===== MATERIAL TO PROCESS

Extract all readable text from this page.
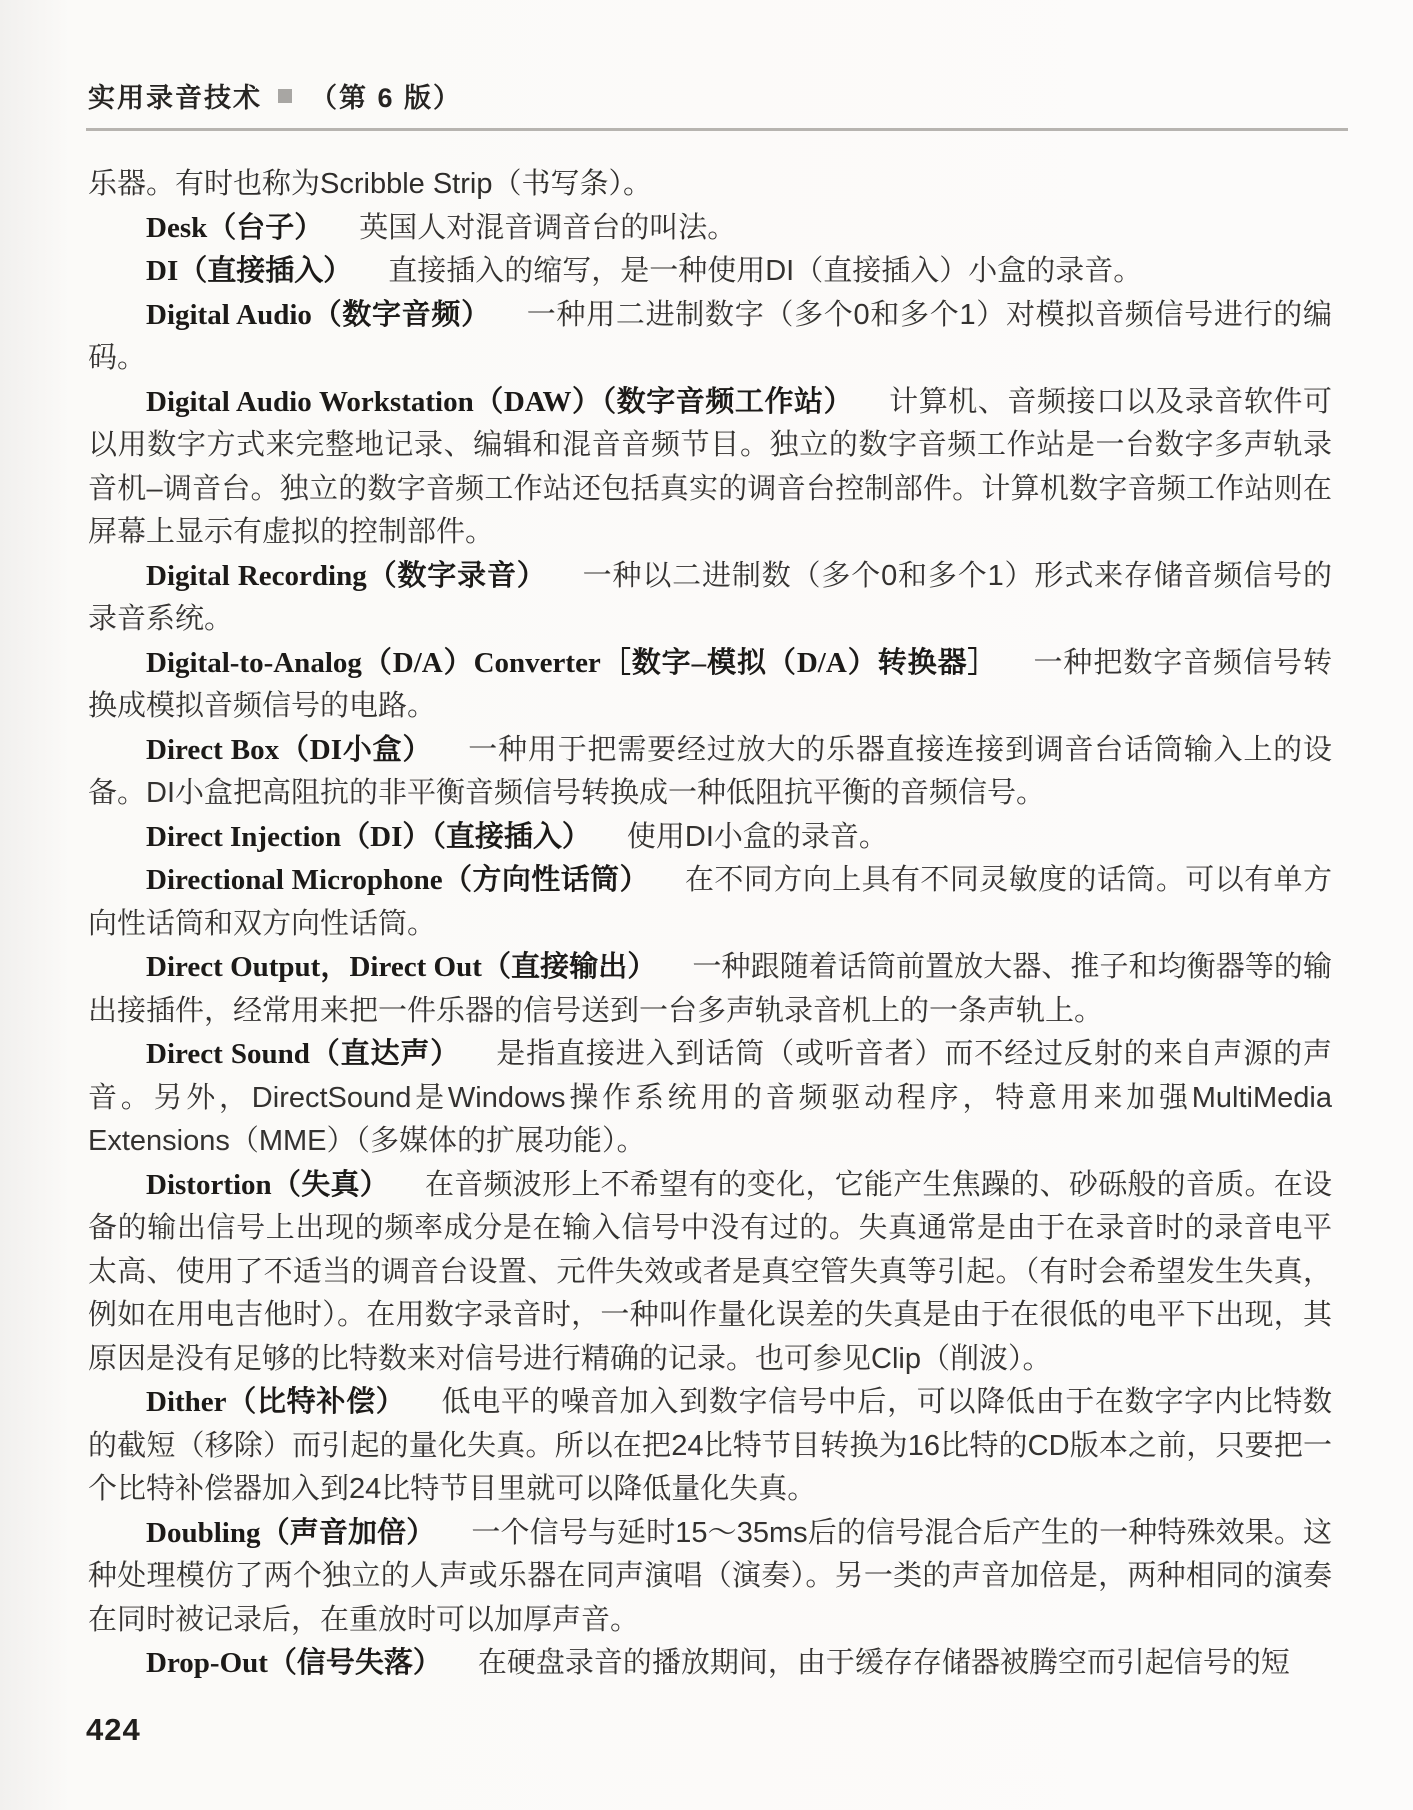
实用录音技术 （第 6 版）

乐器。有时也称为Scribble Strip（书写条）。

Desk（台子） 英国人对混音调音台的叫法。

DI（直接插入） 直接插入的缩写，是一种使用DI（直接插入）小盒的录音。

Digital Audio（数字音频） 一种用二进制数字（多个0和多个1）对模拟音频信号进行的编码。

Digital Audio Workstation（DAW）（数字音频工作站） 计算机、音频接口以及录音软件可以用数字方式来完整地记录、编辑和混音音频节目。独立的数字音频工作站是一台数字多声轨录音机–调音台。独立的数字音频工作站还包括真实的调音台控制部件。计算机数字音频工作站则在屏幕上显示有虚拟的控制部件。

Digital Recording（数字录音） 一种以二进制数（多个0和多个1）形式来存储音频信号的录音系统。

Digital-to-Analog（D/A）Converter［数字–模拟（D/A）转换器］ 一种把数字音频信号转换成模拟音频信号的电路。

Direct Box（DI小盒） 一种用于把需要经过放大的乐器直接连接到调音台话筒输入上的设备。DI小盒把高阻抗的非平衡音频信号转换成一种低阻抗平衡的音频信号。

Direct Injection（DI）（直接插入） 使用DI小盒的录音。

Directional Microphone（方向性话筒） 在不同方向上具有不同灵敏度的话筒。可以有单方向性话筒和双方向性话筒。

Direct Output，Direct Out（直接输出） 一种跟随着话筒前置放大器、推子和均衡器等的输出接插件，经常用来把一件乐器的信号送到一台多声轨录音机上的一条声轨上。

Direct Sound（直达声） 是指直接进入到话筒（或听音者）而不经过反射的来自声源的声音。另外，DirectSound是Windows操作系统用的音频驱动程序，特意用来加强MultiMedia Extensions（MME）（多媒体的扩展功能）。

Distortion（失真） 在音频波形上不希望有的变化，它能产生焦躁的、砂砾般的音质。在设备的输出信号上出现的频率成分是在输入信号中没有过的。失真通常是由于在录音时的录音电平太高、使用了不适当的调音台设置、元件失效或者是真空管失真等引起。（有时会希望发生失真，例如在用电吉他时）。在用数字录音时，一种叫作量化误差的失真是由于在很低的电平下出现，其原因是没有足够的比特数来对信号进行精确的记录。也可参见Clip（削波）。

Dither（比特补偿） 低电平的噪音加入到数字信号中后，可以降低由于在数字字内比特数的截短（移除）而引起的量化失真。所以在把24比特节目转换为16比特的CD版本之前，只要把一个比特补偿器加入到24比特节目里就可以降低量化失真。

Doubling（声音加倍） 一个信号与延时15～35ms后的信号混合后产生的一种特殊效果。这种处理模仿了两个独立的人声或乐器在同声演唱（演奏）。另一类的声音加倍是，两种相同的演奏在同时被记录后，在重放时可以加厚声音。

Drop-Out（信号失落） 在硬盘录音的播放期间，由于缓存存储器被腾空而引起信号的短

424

==========
===== MATERIAL TO PROCESS

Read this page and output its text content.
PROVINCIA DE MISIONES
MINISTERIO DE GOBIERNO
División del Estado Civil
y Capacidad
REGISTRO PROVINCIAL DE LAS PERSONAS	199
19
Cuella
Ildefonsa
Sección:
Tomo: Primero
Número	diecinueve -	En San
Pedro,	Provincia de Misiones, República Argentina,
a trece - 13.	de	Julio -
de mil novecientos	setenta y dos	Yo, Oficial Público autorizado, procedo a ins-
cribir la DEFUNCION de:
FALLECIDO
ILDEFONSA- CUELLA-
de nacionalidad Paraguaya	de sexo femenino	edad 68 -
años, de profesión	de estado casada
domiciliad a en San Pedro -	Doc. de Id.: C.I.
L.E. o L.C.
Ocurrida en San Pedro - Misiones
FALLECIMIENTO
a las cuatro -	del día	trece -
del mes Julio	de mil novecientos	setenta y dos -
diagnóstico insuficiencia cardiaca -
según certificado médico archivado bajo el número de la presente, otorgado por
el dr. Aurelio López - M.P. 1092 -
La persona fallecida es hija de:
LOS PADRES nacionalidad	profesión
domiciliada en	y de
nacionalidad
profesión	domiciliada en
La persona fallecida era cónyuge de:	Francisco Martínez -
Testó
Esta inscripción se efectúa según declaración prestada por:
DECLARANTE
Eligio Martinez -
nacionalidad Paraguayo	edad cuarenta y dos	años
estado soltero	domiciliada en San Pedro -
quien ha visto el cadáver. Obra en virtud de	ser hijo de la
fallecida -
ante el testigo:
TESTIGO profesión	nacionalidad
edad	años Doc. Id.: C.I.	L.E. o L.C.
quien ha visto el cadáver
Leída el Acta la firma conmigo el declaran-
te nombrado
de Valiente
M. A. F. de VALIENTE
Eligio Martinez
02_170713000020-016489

==========

Copy all lines from the material that include "Audio".

● **RESPONSE TO THIS TASK**
Digital Audio（数字音频） 一种用二进制数字（多个0和多个1）对模拟音频信号进行的编码。
Digital Audio Workstation（DAW）（数字音频工作站） 计算机、音频接口以及录音软件可以用数字方式来完整地记录、编辑和混音音频节目。独立的数字音频工作站是一台数字多声轨录音机–调音台。独立的数字音频工作站还包括真实的调音台控制部件。计算机数字音频工作站则在屏幕上显示有虚拟的控制部件。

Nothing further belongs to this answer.